## START
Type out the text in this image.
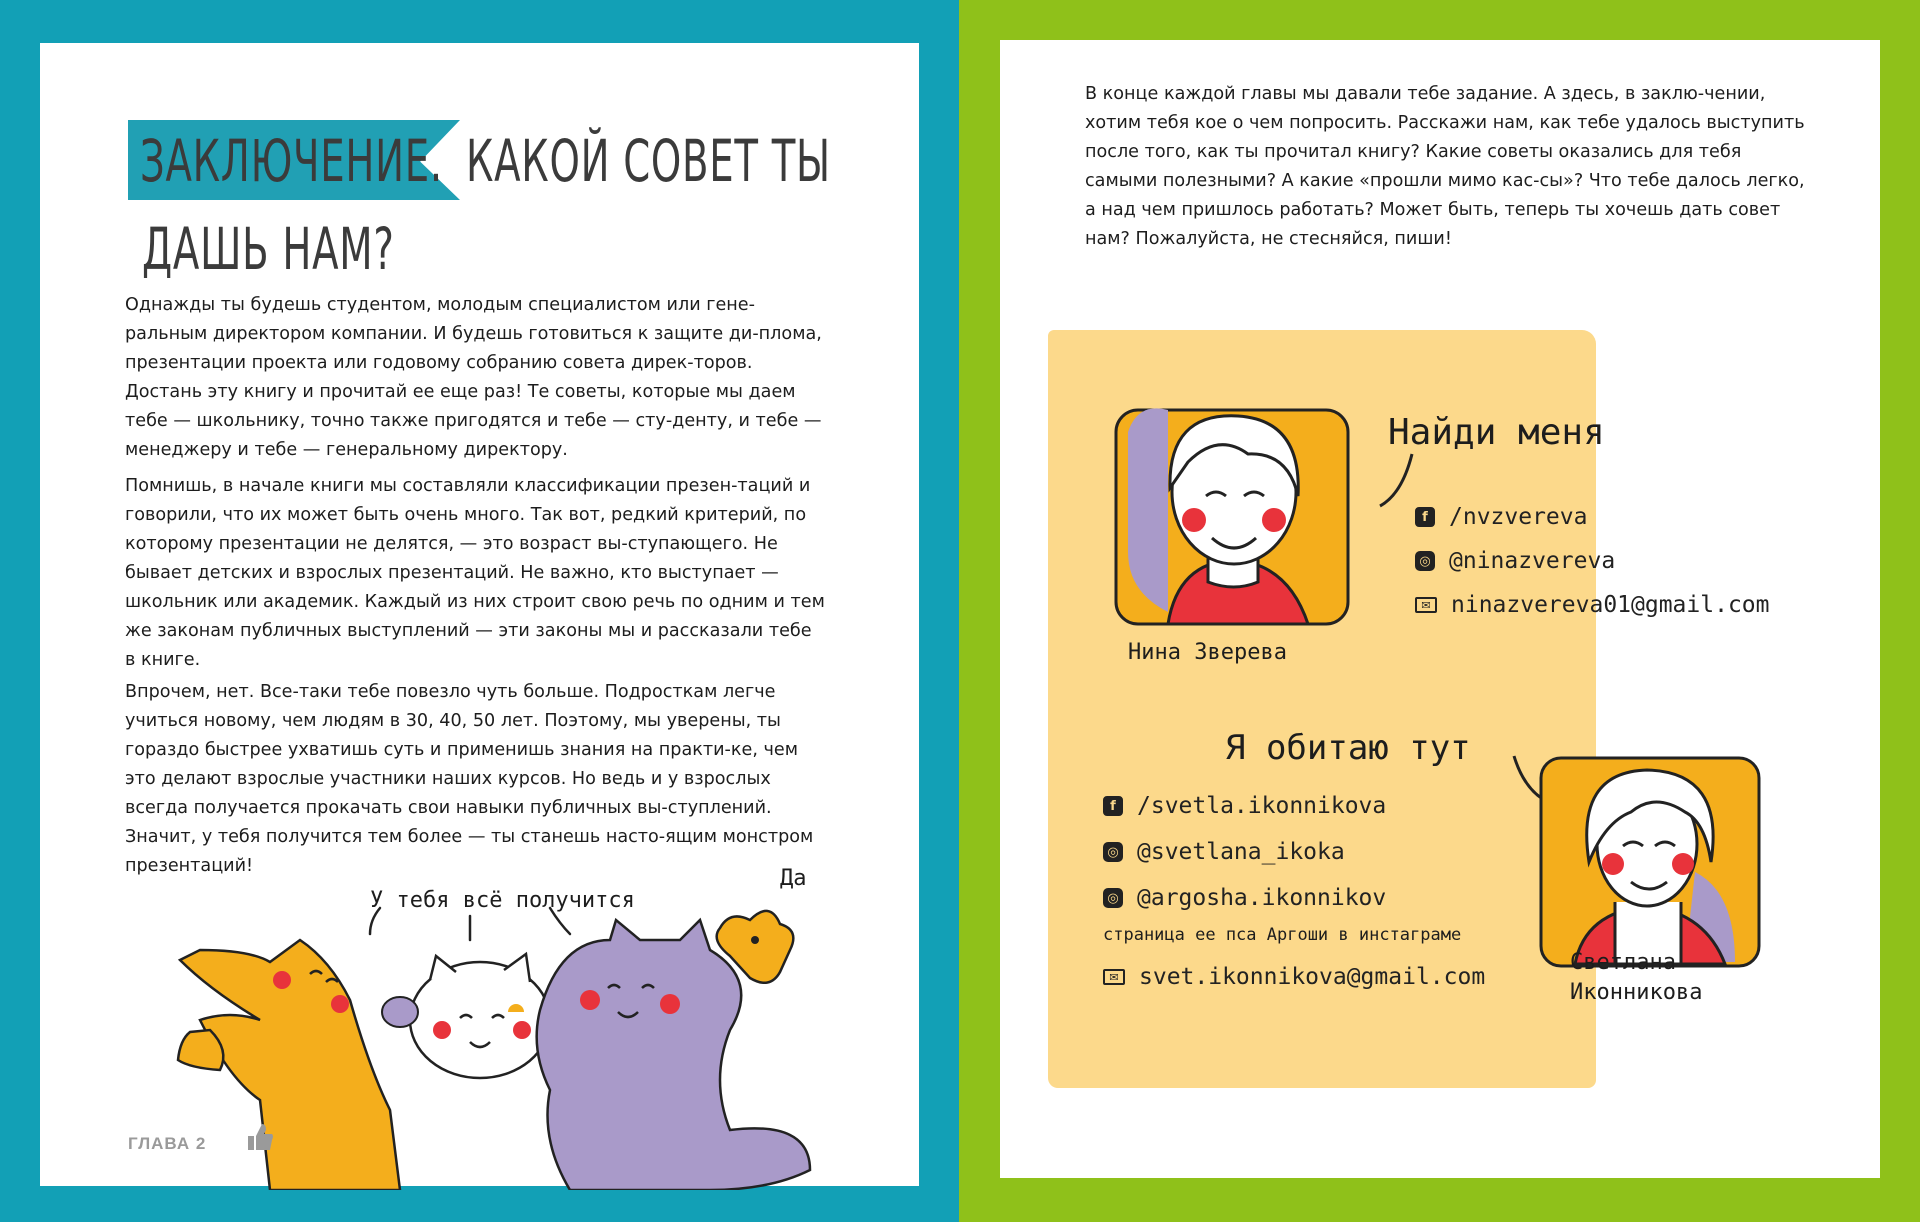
ЗАКЛЮЧЕНИЕ. КАКОЙ СОВЕТ ТЫ
ДАШЬ НАМ?

Однажды ты будешь студентом, молодым специалистом или гене-ральным директором компании. И будешь готовиться к защите ди-плома, презентации проекта или годовому собранию совета дирек-торов. Достань эту книгу и прочитай ее еще раз! Те советы, которые мы даем тебе — школьнику, точно также пригодятся и тебе — сту-денту, и тебе — менеджеру и тебе — генеральному директору.

Помнишь, в начале книги мы составляли классификации презен-таций и говорили, что их может быть очень много. Так вот, редкий критерий, по которому презентации не делятся, — это возраст вы-ступающего. Не бывает детских и взрослых презентаций. Не важно, кто выступает — школьник или академик. Каждый из них строит свою речь по одним и тем же законам публичных выступлений — эти законы мы и рассказали тебе в книге.

Впрочем, нет. Все-таки тебе повезло чуть больше. Подросткам легче учиться новому, чем людям в 30, 40, 50 лет. Поэтому, мы уверены, ты гораздо быстрее ухватишь суть и применишь знания на практи-ке, чем это делают взрослые участники наших курсов. Но ведь и у взрослых всегда получается прокачать свои навыки публичных вы-ступлений. Значит, у тебя получится тем более — ты станешь насто-ящим монстром презентаций!

У тебя всё получится
Да
ГЛАВА 2

В конце каждой главы мы давали тебе задание. А здесь, в заклю-чении, хотим тебя кое о чем попросить. Расскажи нам, как тебе удалось выступить после того, как ты прочитал книгу? Какие советы оказались для тебя самыми полезными? А какие «прошли мимо кас-сы»? Что тебе далось легко, а над чем пришлось работать? Может быть, теперь ты хочешь дать совет нам? Пожалуйста, не стесняйся, пиши!

Найди меня
Нина Зверева
f /nvzvereva
◎ @ninazvereva
✉ ninazvereva01@gmail.com
Я обитаю тут
f /svetla.ikonnikova
◎ @svetlana_ikoka
◎ @argosha.ikonnikov
страница ее пса Аргоши в инстаграме
✉ svet.ikonnikova@gmail.com
Светлана
Иконникова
## END
▶ [The problem] Images in the records should not be copied. Repeat all the rest exactly.

▶ [Exercise response]
Type out the text in this image.
ЗАКЛЮЧЕНИЕ. КАКОЙ СОВЕТ ТЫ
ДАШЬ НАМ?

Однажды ты будешь студентом, молодым специалистом или гене-ральным директором компании. И будешь готовиться к защите ди-плома, презентации проекта или годовому собранию совета дирек-торов. Достань эту книгу и прочитай ее еще раз! Те советы, которые мы даем тебе — школьнику, точно также пригодятся и тебе — сту-денту, и тебе — менеджеру и тебе — генеральному директору.

Помнишь, в начале книги мы составляли классификации презен-таций и говорили, что их может быть очень много. Так вот, редкий критерий, по которому презентации не делятся, — это возраст вы-ступающего. Не бывает детских и взрослых презентаций. Не важно, кто выступает — школьник или академик. Каждый из них строит свою речь по одним и тем же законам публичных выступлений — эти законы мы и рассказали тебе в книге.

Впрочем, нет. Все-таки тебе повезло чуть больше. Подросткам легче учиться новому, чем людям в 30, 40, 50 лет. Поэтому, мы уверены, ты гораздо быстрее ухватишь суть и применишь знания на практи-ке, чем это делают взрослые участники наших курсов. Но ведь и у взрослых всегда получается прокачать свои навыки публичных вы-ступлений. Значит, у тебя получится тем более — ты станешь насто-ящим монстром презентаций!

У тебя всё получится
Да
ГЛАВА 2

В конце каждой главы мы давали тебе задание. А здесь, в заклю-чении, хотим тебя кое о чем попросить. Расскажи нам, как тебе удалось выступить после того, как ты прочитал книгу? Какие советы оказались для тебя самыми полезными? А какие «прошли мимо кас-сы»? Что тебе далось легко, а над чем пришлось работать? Может быть, теперь ты хочешь дать совет нам? Пожалуйста, не стесняйся, пиши!

Найди меня
Нина Зверева
f /nvzvereva
◎ @ninazvereva
✉ ninazvereva01@gmail.com
Я обитаю тут
f /svetla.ikonnikova
◎ @svetlana_ikoka
◎ @argosha.ikonnikov
страница ее пса Аргоши в инстаграме
✉ svet.ikonnikova@gmail.com
Светлана
Иконникова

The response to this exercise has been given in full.